REQUIRED TASK
Locate "What data populates" in the listing below, then output the line holding it and every line after it, exactly and with nothing else.

DATA EXTRACT
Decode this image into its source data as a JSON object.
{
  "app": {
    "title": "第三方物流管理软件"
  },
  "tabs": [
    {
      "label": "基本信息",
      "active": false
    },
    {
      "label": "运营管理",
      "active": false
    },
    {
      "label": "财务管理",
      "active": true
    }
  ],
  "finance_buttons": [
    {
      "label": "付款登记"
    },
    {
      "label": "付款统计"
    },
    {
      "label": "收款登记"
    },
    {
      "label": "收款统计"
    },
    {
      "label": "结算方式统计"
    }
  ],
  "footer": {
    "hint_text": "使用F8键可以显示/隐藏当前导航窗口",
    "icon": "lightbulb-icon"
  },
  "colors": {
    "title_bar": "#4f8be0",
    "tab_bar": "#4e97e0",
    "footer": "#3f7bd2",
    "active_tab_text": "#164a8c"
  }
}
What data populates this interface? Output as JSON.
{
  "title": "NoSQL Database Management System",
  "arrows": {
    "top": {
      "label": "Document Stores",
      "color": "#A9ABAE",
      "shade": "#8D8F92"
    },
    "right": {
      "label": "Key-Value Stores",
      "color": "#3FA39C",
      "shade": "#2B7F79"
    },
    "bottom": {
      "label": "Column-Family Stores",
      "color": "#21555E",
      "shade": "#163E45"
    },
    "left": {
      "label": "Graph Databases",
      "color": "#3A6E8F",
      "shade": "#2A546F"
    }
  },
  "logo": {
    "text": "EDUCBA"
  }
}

RESULT FOR THIS EXERCISE
What data populates this interface? Output as JSON.
{
  "title": "NoSQL Database Management System",
  "arrows": {
    "top": {
      "label": "Document Stores",
      "color": "#A9ABAE",
      "shade": "#8D8F92"
    },
    "right": {
      "label": "Key-Value Stores",
      "color": "#3FA39C",
      "shade": "#2B7F79"
    },
    "bottom": {
      "label": "Column-Family Stores",
      "color": "#21555E",
      "shade": "#163E45"
    },
    "left": {
      "label": "Graph Databases",
      "color": "#3A6E8F",
      "shade": "#2A546F"
    }
  },
  "logo": {
    "text": "EDUCBA"
  }
}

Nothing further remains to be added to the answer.